**GOAL**.
Copy all lines in which the word "coinglass" can be found.

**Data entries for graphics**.
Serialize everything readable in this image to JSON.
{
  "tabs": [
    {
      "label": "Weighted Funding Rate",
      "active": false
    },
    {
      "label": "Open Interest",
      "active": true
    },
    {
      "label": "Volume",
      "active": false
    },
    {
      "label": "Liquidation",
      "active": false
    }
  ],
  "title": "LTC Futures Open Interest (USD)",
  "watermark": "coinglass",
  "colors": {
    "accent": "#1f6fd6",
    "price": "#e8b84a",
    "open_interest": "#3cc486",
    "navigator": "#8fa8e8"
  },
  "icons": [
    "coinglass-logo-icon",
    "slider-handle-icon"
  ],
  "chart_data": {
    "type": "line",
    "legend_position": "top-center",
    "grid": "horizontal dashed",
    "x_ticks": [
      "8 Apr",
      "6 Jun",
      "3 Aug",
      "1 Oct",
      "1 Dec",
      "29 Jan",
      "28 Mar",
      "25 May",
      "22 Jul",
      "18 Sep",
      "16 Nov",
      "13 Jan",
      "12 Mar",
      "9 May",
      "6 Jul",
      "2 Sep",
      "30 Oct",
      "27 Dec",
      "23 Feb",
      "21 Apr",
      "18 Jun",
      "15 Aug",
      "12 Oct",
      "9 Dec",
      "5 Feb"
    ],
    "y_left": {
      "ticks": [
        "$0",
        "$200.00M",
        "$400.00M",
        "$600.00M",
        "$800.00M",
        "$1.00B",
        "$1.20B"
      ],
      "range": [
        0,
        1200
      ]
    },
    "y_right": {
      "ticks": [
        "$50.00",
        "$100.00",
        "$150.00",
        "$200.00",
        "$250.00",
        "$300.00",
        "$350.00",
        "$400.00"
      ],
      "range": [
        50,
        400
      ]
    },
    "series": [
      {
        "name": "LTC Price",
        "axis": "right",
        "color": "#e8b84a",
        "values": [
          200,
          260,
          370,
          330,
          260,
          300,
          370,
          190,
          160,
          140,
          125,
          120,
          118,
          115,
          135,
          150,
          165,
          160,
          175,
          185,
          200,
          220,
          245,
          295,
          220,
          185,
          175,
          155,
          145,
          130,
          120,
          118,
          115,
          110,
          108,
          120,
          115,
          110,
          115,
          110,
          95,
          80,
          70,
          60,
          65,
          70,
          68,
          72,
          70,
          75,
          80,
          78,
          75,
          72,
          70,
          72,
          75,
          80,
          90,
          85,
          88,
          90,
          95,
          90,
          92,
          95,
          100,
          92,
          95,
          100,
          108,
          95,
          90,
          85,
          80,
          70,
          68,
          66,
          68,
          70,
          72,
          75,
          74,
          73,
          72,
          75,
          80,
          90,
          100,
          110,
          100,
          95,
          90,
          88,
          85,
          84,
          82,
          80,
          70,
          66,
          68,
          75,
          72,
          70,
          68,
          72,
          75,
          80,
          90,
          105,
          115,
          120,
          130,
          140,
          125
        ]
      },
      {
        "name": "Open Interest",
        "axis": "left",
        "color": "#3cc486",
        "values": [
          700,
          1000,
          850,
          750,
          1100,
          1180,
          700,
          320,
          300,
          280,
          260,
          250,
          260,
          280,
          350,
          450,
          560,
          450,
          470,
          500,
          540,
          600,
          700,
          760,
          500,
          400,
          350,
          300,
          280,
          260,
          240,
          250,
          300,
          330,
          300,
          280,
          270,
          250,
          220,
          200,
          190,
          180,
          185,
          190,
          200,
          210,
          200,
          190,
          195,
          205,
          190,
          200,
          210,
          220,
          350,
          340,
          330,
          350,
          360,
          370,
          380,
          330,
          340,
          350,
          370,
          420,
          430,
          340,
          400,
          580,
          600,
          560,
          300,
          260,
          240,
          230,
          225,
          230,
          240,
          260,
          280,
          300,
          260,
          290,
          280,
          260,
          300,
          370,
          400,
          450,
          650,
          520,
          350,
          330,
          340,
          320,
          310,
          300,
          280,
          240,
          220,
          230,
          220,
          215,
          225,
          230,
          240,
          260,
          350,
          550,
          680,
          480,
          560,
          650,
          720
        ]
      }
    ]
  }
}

**EXPECTED OUTPUT**.
  "watermark": "coinglass",
    "coinglass-logo-icon",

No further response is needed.